● **THE REQUEST**
In the data below, copy out verbatim every line from the line containing "data-point [356,385,364,393]" up to and including the line containing "data-point [369,280,377,288]".

======== DATASET EXCERPTS

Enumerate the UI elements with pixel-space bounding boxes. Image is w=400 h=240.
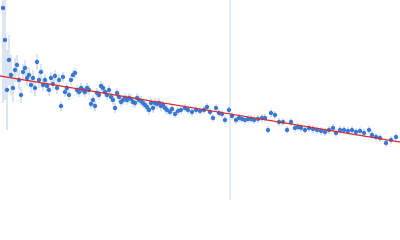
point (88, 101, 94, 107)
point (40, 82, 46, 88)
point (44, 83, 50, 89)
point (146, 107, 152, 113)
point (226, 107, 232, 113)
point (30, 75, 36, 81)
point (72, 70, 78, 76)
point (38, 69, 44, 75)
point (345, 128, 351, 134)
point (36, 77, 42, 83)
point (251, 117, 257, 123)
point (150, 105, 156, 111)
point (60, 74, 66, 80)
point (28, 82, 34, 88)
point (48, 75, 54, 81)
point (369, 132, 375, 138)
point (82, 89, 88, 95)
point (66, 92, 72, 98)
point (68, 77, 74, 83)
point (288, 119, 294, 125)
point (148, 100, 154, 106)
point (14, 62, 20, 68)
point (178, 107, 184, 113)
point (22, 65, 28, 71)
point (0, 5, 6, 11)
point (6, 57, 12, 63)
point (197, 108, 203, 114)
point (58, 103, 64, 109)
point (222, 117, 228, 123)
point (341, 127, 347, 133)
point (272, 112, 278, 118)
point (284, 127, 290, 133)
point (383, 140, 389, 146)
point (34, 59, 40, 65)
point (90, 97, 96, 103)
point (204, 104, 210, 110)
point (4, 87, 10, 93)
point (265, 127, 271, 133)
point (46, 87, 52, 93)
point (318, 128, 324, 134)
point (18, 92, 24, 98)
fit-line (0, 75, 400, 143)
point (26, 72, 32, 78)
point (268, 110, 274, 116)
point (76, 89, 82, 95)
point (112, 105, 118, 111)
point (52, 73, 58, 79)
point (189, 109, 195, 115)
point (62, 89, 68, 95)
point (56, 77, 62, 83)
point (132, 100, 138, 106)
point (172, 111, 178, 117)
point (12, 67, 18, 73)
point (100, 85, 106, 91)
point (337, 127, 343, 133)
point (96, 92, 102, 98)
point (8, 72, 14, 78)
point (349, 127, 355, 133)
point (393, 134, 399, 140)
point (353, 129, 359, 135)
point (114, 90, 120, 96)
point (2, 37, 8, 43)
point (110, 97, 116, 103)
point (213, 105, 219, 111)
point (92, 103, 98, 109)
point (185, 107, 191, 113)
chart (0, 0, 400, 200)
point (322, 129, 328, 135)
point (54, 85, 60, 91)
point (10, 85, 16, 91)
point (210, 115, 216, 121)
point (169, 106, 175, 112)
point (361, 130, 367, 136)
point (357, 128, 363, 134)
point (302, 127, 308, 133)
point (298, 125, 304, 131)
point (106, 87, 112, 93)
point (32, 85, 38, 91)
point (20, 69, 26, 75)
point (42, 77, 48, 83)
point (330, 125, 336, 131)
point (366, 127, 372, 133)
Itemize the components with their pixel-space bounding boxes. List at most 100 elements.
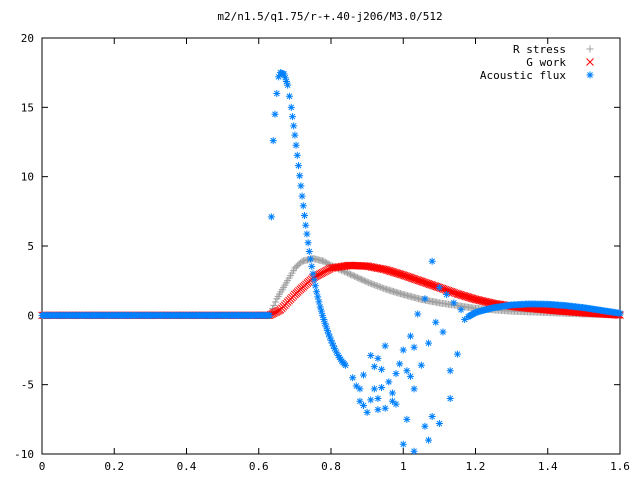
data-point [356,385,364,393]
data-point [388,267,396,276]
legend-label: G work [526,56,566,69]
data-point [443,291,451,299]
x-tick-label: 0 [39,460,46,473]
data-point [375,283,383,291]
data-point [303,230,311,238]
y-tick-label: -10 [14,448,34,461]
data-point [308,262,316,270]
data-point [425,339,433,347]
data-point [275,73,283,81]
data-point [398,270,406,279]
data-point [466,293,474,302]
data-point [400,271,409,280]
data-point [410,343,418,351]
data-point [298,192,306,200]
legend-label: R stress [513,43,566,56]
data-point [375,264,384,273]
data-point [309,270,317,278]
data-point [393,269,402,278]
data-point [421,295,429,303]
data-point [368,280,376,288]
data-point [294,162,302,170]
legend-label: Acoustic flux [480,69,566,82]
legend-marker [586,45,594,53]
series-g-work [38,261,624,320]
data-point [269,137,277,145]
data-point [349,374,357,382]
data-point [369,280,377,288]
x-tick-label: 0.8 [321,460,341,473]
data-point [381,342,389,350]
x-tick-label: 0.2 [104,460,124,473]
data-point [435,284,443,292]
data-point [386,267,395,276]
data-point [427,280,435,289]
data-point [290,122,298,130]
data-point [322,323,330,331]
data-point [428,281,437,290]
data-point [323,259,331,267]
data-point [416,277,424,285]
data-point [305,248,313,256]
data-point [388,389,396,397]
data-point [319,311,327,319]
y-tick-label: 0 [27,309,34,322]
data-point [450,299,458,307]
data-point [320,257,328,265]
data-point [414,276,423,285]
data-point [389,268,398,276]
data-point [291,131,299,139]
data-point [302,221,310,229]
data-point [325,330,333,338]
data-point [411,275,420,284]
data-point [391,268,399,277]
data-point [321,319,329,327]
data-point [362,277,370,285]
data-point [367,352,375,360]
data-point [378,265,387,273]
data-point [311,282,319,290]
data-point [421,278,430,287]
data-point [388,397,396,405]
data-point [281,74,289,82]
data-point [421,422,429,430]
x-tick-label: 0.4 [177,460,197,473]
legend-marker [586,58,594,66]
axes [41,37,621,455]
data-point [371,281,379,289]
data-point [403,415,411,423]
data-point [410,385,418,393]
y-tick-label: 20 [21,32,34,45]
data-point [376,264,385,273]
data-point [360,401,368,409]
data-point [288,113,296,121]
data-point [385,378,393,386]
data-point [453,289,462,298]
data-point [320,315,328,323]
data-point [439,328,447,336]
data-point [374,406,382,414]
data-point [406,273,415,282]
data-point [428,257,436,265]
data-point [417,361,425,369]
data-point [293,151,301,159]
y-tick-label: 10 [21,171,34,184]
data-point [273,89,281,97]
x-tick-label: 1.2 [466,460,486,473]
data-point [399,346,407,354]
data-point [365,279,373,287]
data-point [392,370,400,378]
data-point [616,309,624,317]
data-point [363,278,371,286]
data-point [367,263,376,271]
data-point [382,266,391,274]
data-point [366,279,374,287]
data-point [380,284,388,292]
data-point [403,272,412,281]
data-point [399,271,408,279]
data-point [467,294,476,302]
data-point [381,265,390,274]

================

● **EXERCISE SOLUTION**
data-point [356,385,364,393]
data-point [388,267,396,276]
legend-label: G work [526,56,566,69]
data-point [443,291,451,299]
x-tick-label: 0 [39,460,46,473]
data-point [375,283,383,291]
data-point [303,230,311,238]
y-tick-label: -10 [14,448,34,461]
data-point [308,262,316,270]
data-point [425,339,433,347]
data-point [275,73,283,81]
data-point [398,270,406,279]
data-point [466,293,474,302]
data-point [400,271,409,280]
data-point [410,343,418,351]
data-point [298,192,306,200]
legend-label: R stress [513,43,566,56]
data-point [375,264,384,273]
data-point [309,270,317,278]
data-point [393,269,402,278]
data-point [421,295,429,303]
data-point [368,280,376,288]
data-point [294,162,302,170]
legend-label: Acoustic flux [480,69,566,82]
legend-marker [586,45,594,53]
series-g-work [38,261,624,320]
data-point [269,137,277,145]
data-point [349,374,357,382]
data-point [369,280,377,288]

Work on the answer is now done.